### [RECORD SET]

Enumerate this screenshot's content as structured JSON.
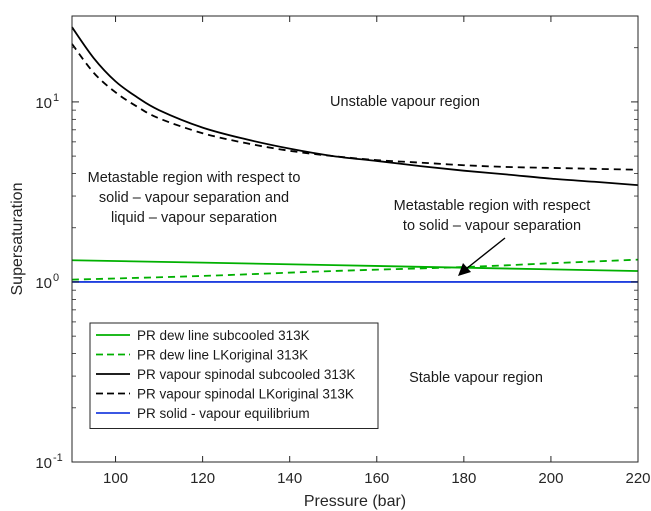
{
  "chart_data": {
    "type": "line",
    "xlabel": "Pressure (bar)",
    "ylabel": "Supersaturation",
    "xlim": [
      90,
      220
    ],
    "ylim": [
      0.1,
      30
    ],
    "yscale": "log",
    "grid": false,
    "x_ticks": [
      100,
      120,
      140,
      160,
      180,
      200,
      220
    ],
    "x_tick_labels": [
      "100",
      "120",
      "140",
      "160",
      "180",
      "200",
      "220"
    ],
    "y_ticks": [
      0.1,
      1,
      10
    ],
    "y_tick_labels": [
      {
        "base": "10",
        "exp": "-1"
      },
      {
        "base": "10",
        "exp": "0"
      },
      {
        "base": "10",
        "exp": "1"
      }
    ],
    "legend_position": "bottom-left",
    "series": [
      {
        "name": "PR dew line subcooled 313K",
        "color": "#00b000",
        "dash": "solid",
        "x": [
          90,
          120,
          150,
          180,
          220
        ],
        "y": [
          1.32,
          1.28,
          1.24,
          1.2,
          1.15
        ]
      },
      {
        "name": "PR dew line LKoriginal 313K",
        "color": "#00b000",
        "dash": "dashed",
        "x": [
          90,
          120,
          150,
          180,
          200,
          220
        ],
        "y": [
          1.03,
          1.08,
          1.15,
          1.21,
          1.27,
          1.33
        ]
      },
      {
        "name": "PR vapour spinodal subcooled 313K",
        "color": "#000000",
        "dash": "solid",
        "x": [
          90,
          95,
          100,
          105,
          110,
          120,
          130,
          140,
          150,
          160,
          170,
          180,
          190,
          200,
          210,
          220
        ],
        "y": [
          26,
          17.5,
          13,
          10.6,
          9.0,
          7.2,
          6.2,
          5.5,
          5.0,
          4.7,
          4.4,
          4.15,
          3.95,
          3.75,
          3.6,
          3.45
        ]
      },
      {
        "name": "PR vapour spinodal LKoriginal 313K",
        "color": "#000000",
        "dash": "dashed",
        "x": [
          90,
          95,
          100,
          105,
          110,
          120,
          130,
          140,
          150,
          160,
          170,
          180,
          190,
          200,
          210,
          220
        ],
        "y": [
          21,
          14.5,
          11.3,
          9.4,
          8.1,
          6.7,
          5.9,
          5.35,
          5.0,
          4.75,
          4.6,
          4.45,
          4.35,
          4.3,
          4.25,
          4.2
        ]
      },
      {
        "name": "PR solid - vapour equilibrium",
        "color": "#1f3fdf",
        "dash": "solid",
        "x": [
          90,
          220
        ],
        "y": [
          1.0,
          1.0
        ]
      }
    ],
    "annotations": [
      {
        "id": "unstable",
        "lines": [
          "Unstable vapour region"
        ]
      },
      {
        "id": "metastable-liquid",
        "lines": [
          "Metastable region with respect to",
          "solid – vapour separation and",
          "liquid – vapour separation"
        ]
      },
      {
        "id": "metastable-solid",
        "lines": [
          "Metastable region with respect",
          "to solid – vapour separation"
        ]
      },
      {
        "id": "stable",
        "lines": [
          "Stable vapour region"
        ]
      }
    ]
  }
}
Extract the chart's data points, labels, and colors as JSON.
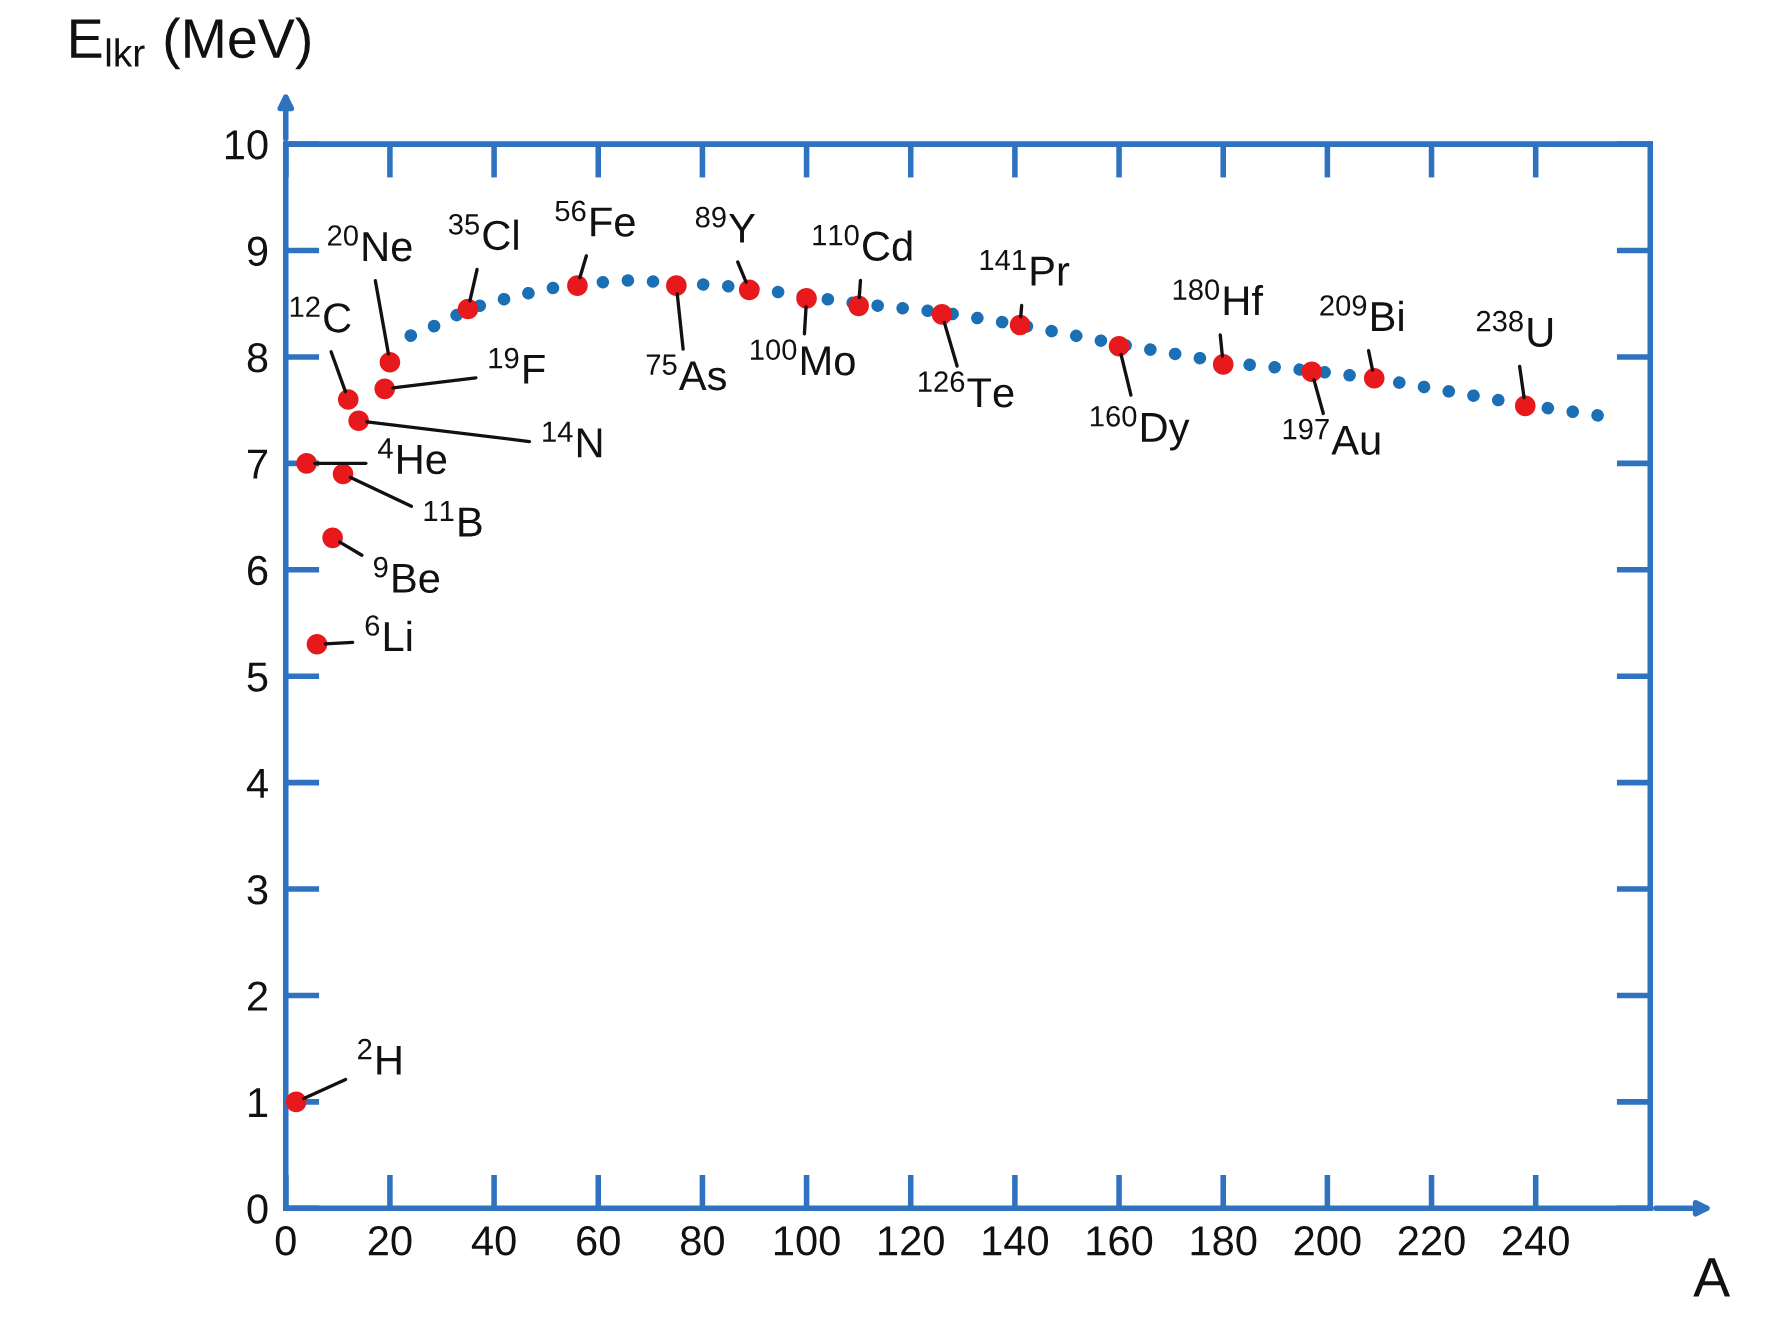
{
  "chart_data": {
    "type": "scatter",
    "xlabel": "A",
    "ylabel": "E$_{lkr}$ (MeV)",
    "xlim": [
      0,
      262
    ],
    "ylim": [
      0,
      10
    ],
    "xticks": [
      0,
      20,
      40,
      60,
      80,
      100,
      120,
      140,
      160,
      180,
      200,
      220,
      240
    ],
    "yticks": [
      0,
      1,
      2,
      3,
      4,
      5,
      6,
      7,
      8,
      9,
      10
    ],
    "grid": false,
    "legend": false,
    "series": [
      {
        "type": "line",
        "color": "#1a6fb5",
        "line_style": "dotted",
        "marker": "none",
        "x": [
          24,
          30,
          35,
          40,
          50,
          56,
          65,
          75,
          89,
          100,
          110,
          126,
          141,
          160,
          180,
          197,
          209,
          238,
          252
        ],
        "values": [
          8.2,
          8.32,
          8.45,
          8.52,
          8.64,
          8.68,
          8.72,
          8.7,
          8.65,
          8.57,
          8.5,
          8.42,
          8.3,
          8.12,
          7.95,
          7.87,
          7.8,
          7.55,
          7.45
        ]
      },
      {
        "color": "#e8191c",
        "marker": "circle",
        "x": [
          2,
          6,
          4,
          9,
          11,
          12,
          14,
          19,
          20,
          35,
          56,
          75,
          89,
          100,
          110,
          126,
          141,
          160,
          180,
          197,
          209,
          238
        ],
        "values": [
          1.0,
          5.3,
          7.0,
          6.3,
          6.9,
          7.6,
          7.4,
          7.7,
          7.95,
          8.45,
          8.67,
          8.67,
          8.63,
          8.55,
          8.48,
          8.4,
          8.3,
          8.1,
          7.93,
          7.86,
          7.8,
          7.54
        ]
      }
    ],
    "annotations": [
      {
        "text": "$^{2}$H",
        "x": 2,
        "y": 1.0
      },
      {
        "text": "$^{6}$Li",
        "x": 6,
        "y": 5.3
      },
      {
        "text": "$^{4}$He",
        "x": 4,
        "y": 7.0
      },
      {
        "text": "$^{9}$Be",
        "x": 9,
        "y": 6.3
      },
      {
        "text": "$^{11}$B",
        "x": 11,
        "y": 6.9
      },
      {
        "text": "$^{12}$C",
        "x": 12,
        "y": 7.6
      },
      {
        "text": "$^{14}$N",
        "x": 14,
        "y": 7.4
      },
      {
        "text": "$^{19}$F",
        "x": 19,
        "y": 7.7
      },
      {
        "text": "$^{20}$Ne",
        "x": 20,
        "y": 7.95
      },
      {
        "text": "$^{35}$Cl",
        "x": 35,
        "y": 8.45
      },
      {
        "text": "$^{56}$Fe",
        "x": 56,
        "y": 8.67
      },
      {
        "text": "$^{75}$As",
        "x": 75,
        "y": 8.67
      },
      {
        "text": "$^{89}$Y",
        "x": 89,
        "y": 8.63
      },
      {
        "text": "$^{100}$Mo",
        "x": 100,
        "y": 8.55
      },
      {
        "text": "$^{110}$Cd",
        "x": 110,
        "y": 8.48
      },
      {
        "text": "$^{126}$Te",
        "x": 126,
        "y": 8.4
      },
      {
        "text": "$^{141}$Pr",
        "x": 141,
        "y": 8.3
      },
      {
        "text": "$^{160}$Dy",
        "x": 160,
        "y": 8.1
      },
      {
        "text": "$^{180}$Hf",
        "x": 180,
        "y": 7.93
      },
      {
        "text": "$^{197}$Au",
        "x": 197,
        "y": 7.86
      },
      {
        "text": "$^{209}$Bi",
        "x": 209,
        "y": 7.8
      },
      {
        "text": "$^{238}$U",
        "x": 238,
        "y": 7.54
      }
    ]
  }
}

### [TASK DETAILS]
Output the full set of records above without changing a word, and drop the images.

### [ANSWER FOR THE TASK]
Enumerate this screenshot's content as structured JSON.
{
  "chart_data": {
    "type": "line",
    "xlabel": "Pressure (bar)",
    "ylabel": "Supersaturation",
    "xlim": [
      90,
      220
    ],
    "ylim": [
      0.1,
      30
    ],
    "yscale": "log",
    "grid": false,
    "x_ticks": [
      100,
      120,
      140,
      160,
      180,
      200,
      220
    ],
    "x_tick_labels": [
      "100",
      "120",
      "140",
      "160",
      "180",
      "200",
      "220"
    ],
    "y_ticks": [
      0.1,
      1,
      10
    ],
    "y_tick_labels": [
      {
        "base": "10",
        "exp": "-1"
      },
      {
        "base": "10",
        "exp": "0"
      },
      {
        "base": "10",
        "exp": "1"
      }
    ],
    "legend_position": "bottom-left",
    "series": [
      {
        "name": "PR dew line subcooled 313K",
        "color": "#00b000",
        "dash": "solid",
        "x": [
          90,
          120,
          150,
          180,
          220
        ],
        "y": [
          1.32,
          1.28,
          1.24,
          1.2,
          1.15
        ]
      },
      {
        "name": "PR dew line LKoriginal 313K",
        "color": "#00b000",
        "dash": "dashed",
        "x": [
          90,
          120,
          150,
          180,
          200,
          220
        ],
        "y": [
          1.03,
          1.08,
          1.15,
          1.21,
          1.27,
          1.33
        ]
      },
      {
        "name": "PR vapour spinodal subcooled 313K",
        "color": "#000000",
        "dash": "solid",
        "x": [
          90,
          95,
          100,
          105,
          110,
          120,
          130,
          140,
          150,
          160,
          170,
          180,
          190,
          200,
          210,
          220
        ],
        "y": [
          26,
          17.5,
          13,
          10.6,
          9.0,
          7.2,
          6.2,
          5.5,
          5.0,
          4.7,
          4.4,
          4.15,
          3.95,
          3.75,
          3.6,
          3.45
        ]
      },
      {
        "name": "PR vapour spinodal LKoriginal 313K",
        "color": "#000000",
        "dash": "dashed",
        "x": [
          90,
          95,
          100,
          105,
          110,
          120,
          130,
          140,
          150,
          160,
          170,
          180,
          190,
          200,
          210,
          220
        ],
        "y": [
          21,
          14.5,
          11.3,
          9.4,
          8.1,
          6.7,
          5.9,
          5.35,
          5.0,
          4.75,
          4.6,
          4.45,
          4.35,
          4.3,
          4.25,
          4.2
        ]
      },
      {
        "name": "PR solid - vapour equilibrium",
        "color": "#1f3fdf",
        "dash": "solid",
        "x": [
          90,
          220
        ],
        "y": [
          1.0,
          1.0
        ]
      }
    ],
    "annotations": [
      {
        "id": "unstable",
        "lines": [
          "Unstable vapour region"
        ]
      },
      {
        "id": "metastable-liquid",
        "lines": [
          "Metastable region with respect to",
          "solid – vapour separation and",
          "liquid – vapour separation"
        ]
      },
      {
        "id": "metastable-solid",
        "lines": [
          "Metastable region with respect",
          "to solid – vapour separation"
        ]
      },
      {
        "id": "stable",
        "lines": [
          "Stable vapour region"
        ]
      }
    ]
  }
}
Extract the chart's data points, labels, and colors as JSON.
{
  "chart_data": {
    "type": "scatter",
    "xlabel": "A",
    "ylabel": "E$_{lkr}$ (MeV)",
    "xlim": [
      0,
      262
    ],
    "ylim": [
      0,
      10
    ],
    "xticks": [
      0,
      20,
      40,
      60,
      80,
      100,
      120,
      140,
      160,
      180,
      200,
      220,
      240
    ],
    "yticks": [
      0,
      1,
      2,
      3,
      4,
      5,
      6,
      7,
      8,
      9,
      10
    ],
    "grid": false,
    "legend": false,
    "series": [
      {
        "type": "line",
        "color": "#1a6fb5",
        "line_style": "dotted",
        "marker": "none",
        "x": [
          24,
          30,
          35,
          40,
          50,
          56,
          65,
          75,
          89,
          100,
          110,
          126,
          141,
          160,
          180,
          197,
          209,
          238,
          252
        ],
        "values": [
          8.2,
          8.32,
          8.45,
          8.52,
          8.64,
          8.68,
          8.72,
          8.7,
          8.65,
          8.57,
          8.5,
          8.42,
          8.3,
          8.12,
          7.95,
          7.87,
          7.8,
          7.55,
          7.45
        ]
      },
      {
        "color": "#e8191c",
        "marker": "circle",
        "x": [
          2,
          6,
          4,
          9,
          11,
          12,
          14,
          19,
          20,
          35,
          56,
          75,
          89,
          100,
          110,
          126,
          141,
          160,
          180,
          197,
          209,
          238
        ],
        "values": [
          1.0,
          5.3,
          7.0,
          6.3,
          6.9,
          7.6,
          7.4,
          7.7,
          7.95,
          8.45,
          8.67,
          8.67,
          8.63,
          8.55,
          8.48,
          8.4,
          8.3,
          8.1,
          7.93,
          7.86,
          7.8,
          7.54
        ]
      }
    ],
    "annotations": [
      {
        "text": "$^{2}$H",
        "x": 2,
        "y": 1.0
      },
      {
        "text": "$^{6}$Li",
        "x": 6,
        "y": 5.3
      },
      {
        "text": "$^{4}$He",
        "x": 4,
        "y": 7.0
      },
      {
        "text": "$^{9}$Be",
        "x": 9,
        "y": 6.3
      },
      {
        "text": "$^{11}$B",
        "x": 11,
        "y": 6.9
      },
      {
        "text": "$^{12}$C",
        "x": 12,
        "y": 7.6
      },
      {
        "text": "$^{14}$N",
        "x": 14,
        "y": 7.4
      },
      {
        "text": "$^{19}$F",
        "x": 19,
        "y": 7.7
      },
      {
        "text": "$^{20}$Ne",
        "x": 20,
        "y": 7.95
      },
      {
        "text": "$^{35}$Cl",
        "x": 35,
        "y": 8.45
      },
      {
        "text": "$^{56}$Fe",
        "x": 56,
        "y": 8.67
      },
      {
        "text": "$^{75}$As",
        "x": 75,
        "y": 8.67
      },
      {
        "text": "$^{89}$Y",
        "x": 89,
        "y": 8.63
      },
      {
        "text": "$^{100}$Mo",
        "x": 100,
        "y": 8.55
      },
      {
        "text": "$^{110}$Cd",
        "x": 110,
        "y": 8.48
      },
      {
        "text": "$^{126}$Te",
        "x": 126,
        "y": 8.4
      },
      {
        "text": "$^{141}$Pr",
        "x": 141,
        "y": 8.3
      },
      {
        "text": "$^{160}$Dy",
        "x": 160,
        "y": 8.1
      },
      {
        "text": "$^{180}$Hf",
        "x": 180,
        "y": 7.93
      },
      {
        "text": "$^{197}$Au",
        "x": 197,
        "y": 7.86
      },
      {
        "text": "$^{209}$Bi",
        "x": 209,
        "y": 7.8
      },
      {
        "text": "$^{238}$U",
        "x": 238,
        "y": 7.54
      }
    ]
  }
}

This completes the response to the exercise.